▶ [REQUIREMENTS]
Each line from the one that holds "Give me the" to the end of the records is to be retyped exactly. Pictures are not part of the copy.

━━━━━ STORED RECORDS ━━━━━

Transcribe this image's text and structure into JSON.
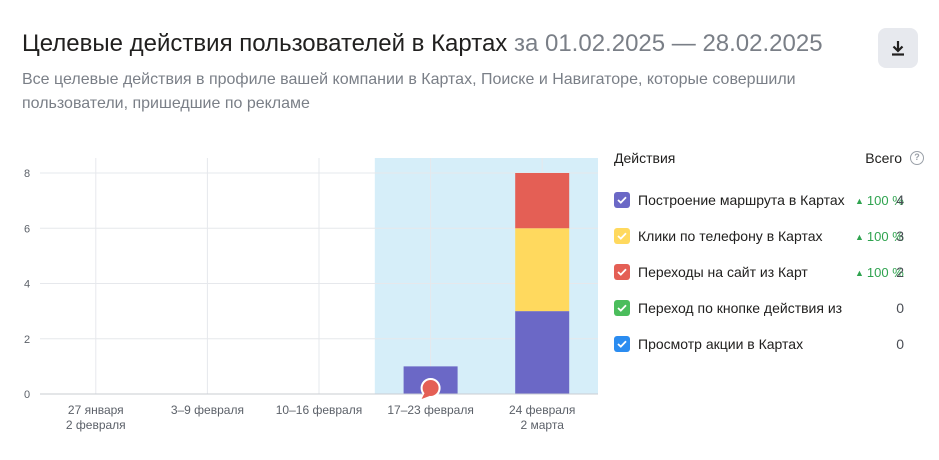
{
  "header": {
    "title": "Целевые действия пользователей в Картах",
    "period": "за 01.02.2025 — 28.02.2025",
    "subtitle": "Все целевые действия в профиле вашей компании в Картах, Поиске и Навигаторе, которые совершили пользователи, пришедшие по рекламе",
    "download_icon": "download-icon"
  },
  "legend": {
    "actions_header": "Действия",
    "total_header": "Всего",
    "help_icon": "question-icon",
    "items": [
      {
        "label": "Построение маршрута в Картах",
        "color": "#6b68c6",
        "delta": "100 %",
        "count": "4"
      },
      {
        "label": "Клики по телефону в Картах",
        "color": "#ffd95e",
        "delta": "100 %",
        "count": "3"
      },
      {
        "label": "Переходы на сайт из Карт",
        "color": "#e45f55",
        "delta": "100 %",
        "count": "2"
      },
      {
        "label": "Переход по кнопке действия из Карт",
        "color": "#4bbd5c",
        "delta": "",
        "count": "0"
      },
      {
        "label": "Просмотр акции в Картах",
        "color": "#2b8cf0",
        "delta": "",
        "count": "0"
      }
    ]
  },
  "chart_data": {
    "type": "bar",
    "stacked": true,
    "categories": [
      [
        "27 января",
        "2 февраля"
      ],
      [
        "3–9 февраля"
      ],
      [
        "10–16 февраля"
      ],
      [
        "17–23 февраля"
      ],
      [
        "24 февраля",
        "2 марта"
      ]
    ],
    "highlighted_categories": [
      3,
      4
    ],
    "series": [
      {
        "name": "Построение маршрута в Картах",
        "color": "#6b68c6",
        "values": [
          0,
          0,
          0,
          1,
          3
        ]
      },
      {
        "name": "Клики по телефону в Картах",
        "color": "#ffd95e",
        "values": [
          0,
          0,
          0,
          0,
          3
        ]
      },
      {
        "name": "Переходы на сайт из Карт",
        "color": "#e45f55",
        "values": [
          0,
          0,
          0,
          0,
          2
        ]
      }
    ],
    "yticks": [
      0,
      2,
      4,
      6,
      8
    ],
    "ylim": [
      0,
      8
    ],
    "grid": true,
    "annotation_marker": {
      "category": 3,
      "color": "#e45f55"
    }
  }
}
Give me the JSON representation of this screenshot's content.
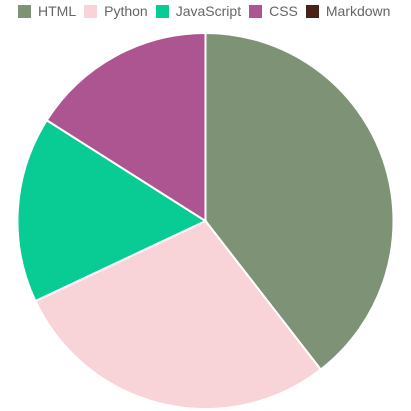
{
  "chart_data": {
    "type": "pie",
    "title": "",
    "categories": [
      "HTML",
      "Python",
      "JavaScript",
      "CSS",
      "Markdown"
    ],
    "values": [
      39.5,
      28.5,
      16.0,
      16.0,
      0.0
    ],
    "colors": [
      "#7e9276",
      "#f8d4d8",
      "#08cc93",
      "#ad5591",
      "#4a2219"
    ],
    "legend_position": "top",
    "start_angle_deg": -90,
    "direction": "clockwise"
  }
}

━━━━━

▶ [RESULT BELOW]
Give me the JSON representation of this screenshot's content.
{
  "chart_data": {
    "type": "pie",
    "title": "",
    "categories": [
      "HTML",
      "Python",
      "JavaScript",
      "CSS",
      "Markdown"
    ],
    "values": [
      39.5,
      28.5,
      16.0,
      16.0,
      0.0
    ],
    "colors": [
      "#7e9276",
      "#f8d4d8",
      "#08cc93",
      "#ad5591",
      "#4a2219"
    ],
    "legend_position": "top",
    "start_angle_deg": -90,
    "direction": "clockwise"
  }
}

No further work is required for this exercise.